Tujuan Latihan –
Kembalikan baris-baris berikut tanpa perubahan sedikit pun, dimulai dari baris yang memuat "data-point <box>300 329 307 336</box>" dan diakhiri dengan baris yang memuat "data-point <box>289 343 296 350</box>", termasuk kedua baris tersebut.

Data Latihan –
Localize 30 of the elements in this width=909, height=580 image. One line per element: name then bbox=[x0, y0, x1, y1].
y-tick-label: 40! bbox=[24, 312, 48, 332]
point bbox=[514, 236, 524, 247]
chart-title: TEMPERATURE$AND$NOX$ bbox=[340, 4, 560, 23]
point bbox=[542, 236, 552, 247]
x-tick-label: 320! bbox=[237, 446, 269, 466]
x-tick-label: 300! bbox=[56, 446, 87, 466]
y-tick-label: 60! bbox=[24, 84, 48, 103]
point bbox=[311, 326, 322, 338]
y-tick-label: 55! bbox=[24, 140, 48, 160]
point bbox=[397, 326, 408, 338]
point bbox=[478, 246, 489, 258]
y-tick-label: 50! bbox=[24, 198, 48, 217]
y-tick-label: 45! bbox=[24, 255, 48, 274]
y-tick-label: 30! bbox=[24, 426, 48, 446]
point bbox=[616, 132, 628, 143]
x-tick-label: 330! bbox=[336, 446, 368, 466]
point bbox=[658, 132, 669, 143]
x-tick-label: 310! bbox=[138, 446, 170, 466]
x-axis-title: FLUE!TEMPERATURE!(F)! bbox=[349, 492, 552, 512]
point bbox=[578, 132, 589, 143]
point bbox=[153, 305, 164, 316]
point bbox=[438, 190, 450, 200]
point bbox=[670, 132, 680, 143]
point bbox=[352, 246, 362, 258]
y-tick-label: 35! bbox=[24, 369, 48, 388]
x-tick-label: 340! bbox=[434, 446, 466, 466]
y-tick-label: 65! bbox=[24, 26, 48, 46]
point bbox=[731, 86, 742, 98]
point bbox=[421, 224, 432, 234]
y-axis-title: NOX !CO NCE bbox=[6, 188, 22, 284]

...

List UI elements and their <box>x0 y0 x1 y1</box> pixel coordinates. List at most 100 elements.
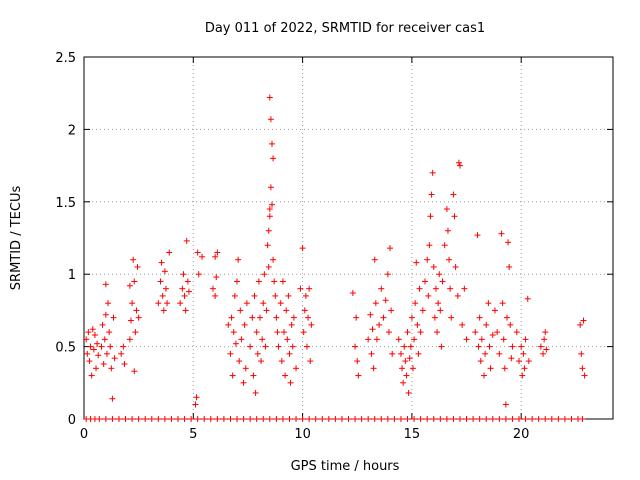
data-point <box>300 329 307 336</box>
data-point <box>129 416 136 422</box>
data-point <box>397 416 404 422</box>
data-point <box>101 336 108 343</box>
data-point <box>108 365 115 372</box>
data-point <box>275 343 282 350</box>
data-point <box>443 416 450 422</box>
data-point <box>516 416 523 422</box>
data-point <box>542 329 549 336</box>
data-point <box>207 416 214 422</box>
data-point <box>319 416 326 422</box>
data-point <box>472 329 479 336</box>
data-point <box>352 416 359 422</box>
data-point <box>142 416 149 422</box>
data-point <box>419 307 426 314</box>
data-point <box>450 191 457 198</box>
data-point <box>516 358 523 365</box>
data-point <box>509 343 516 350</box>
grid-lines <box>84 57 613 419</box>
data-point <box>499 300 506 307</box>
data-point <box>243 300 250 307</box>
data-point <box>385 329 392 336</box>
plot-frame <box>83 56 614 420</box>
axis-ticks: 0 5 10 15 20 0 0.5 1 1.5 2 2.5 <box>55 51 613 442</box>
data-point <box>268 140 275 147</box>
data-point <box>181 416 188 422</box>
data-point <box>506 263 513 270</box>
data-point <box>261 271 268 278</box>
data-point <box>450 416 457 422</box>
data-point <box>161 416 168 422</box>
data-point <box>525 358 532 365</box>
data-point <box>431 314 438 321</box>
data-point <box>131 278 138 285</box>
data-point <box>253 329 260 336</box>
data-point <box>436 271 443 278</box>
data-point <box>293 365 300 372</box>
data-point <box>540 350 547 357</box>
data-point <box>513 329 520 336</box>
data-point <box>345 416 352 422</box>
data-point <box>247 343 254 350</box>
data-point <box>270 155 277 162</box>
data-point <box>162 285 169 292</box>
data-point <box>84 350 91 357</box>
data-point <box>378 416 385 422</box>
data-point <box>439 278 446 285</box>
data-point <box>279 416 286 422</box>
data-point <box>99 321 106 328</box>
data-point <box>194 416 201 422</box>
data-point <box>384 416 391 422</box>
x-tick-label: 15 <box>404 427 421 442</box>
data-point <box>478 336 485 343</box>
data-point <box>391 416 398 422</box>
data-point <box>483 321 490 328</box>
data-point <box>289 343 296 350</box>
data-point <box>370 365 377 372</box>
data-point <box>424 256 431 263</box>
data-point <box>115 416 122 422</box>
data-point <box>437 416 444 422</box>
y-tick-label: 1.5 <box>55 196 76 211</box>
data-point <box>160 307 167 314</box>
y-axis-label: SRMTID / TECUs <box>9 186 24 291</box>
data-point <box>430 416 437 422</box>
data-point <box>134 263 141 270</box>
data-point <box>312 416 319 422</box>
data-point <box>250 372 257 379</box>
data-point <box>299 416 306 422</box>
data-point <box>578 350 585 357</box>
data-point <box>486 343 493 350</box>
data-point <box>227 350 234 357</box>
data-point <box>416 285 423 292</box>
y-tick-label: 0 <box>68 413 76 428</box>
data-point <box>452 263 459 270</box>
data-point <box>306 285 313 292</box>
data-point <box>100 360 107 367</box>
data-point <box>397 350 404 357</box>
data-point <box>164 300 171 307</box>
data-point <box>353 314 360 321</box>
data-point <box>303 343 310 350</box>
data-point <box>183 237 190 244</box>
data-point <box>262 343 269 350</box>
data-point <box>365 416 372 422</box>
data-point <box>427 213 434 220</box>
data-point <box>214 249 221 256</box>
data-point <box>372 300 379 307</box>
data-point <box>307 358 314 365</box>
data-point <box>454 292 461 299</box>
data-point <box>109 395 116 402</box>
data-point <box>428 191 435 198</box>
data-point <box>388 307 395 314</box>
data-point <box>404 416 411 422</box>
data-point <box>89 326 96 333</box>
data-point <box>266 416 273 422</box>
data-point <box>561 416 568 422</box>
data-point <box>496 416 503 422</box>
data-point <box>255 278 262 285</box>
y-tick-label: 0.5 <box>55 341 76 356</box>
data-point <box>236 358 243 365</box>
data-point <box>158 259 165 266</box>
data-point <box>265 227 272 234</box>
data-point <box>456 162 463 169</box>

Penyelesaian Latihan –
data-point <box>300 329 307 336</box>
data-point <box>129 416 136 422</box>
data-point <box>397 416 404 422</box>
data-point <box>101 336 108 343</box>
data-point <box>108 365 115 372</box>
data-point <box>275 343 282 350</box>
data-point <box>443 416 450 422</box>
data-point <box>516 416 523 422</box>
data-point <box>542 329 549 336</box>
data-point <box>207 416 214 422</box>
data-point <box>319 416 326 422</box>
data-point <box>472 329 479 336</box>
data-point <box>352 416 359 422</box>
data-point <box>142 416 149 422</box>
data-point <box>419 307 426 314</box>
data-point <box>450 191 457 198</box>
data-point <box>516 358 523 365</box>
data-point <box>509 343 516 350</box>
grid-lines <box>84 57 613 419</box>
data-point <box>499 300 506 307</box>
data-point <box>243 300 250 307</box>
data-point <box>385 329 392 336</box>
plot-frame <box>83 56 614 420</box>
axis-ticks: 0 5 10 15 20 0 0.5 1 1.5 2 2.5 <box>55 51 613 442</box>
data-point <box>268 140 275 147</box>
data-point <box>181 416 188 422</box>
data-point <box>506 263 513 270</box>
data-point <box>261 271 268 278</box>
data-point <box>450 416 457 422</box>
data-point <box>161 416 168 422</box>
data-point <box>525 358 532 365</box>
data-point <box>431 314 438 321</box>
data-point <box>131 278 138 285</box>
data-point <box>253 329 260 336</box>
data-point <box>436 271 443 278</box>
data-point <box>293 365 300 372</box>
data-point <box>540 350 547 357</box>
data-point <box>513 329 520 336</box>
data-point <box>345 416 352 422</box>
data-point <box>247 343 254 350</box>
data-point <box>270 155 277 162</box>
data-point <box>162 285 169 292</box>
data-point <box>84 350 91 357</box>
data-point <box>378 416 385 422</box>
data-point <box>439 278 446 285</box>
data-point <box>279 416 286 422</box>
data-point <box>99 321 106 328</box>
data-point <box>194 416 201 422</box>
data-point <box>384 416 391 422</box>
x-tick-label: 15 <box>404 427 421 442</box>
data-point <box>478 336 485 343</box>
data-point <box>391 416 398 422</box>
data-point <box>483 321 490 328</box>
data-point <box>289 343 296 350</box>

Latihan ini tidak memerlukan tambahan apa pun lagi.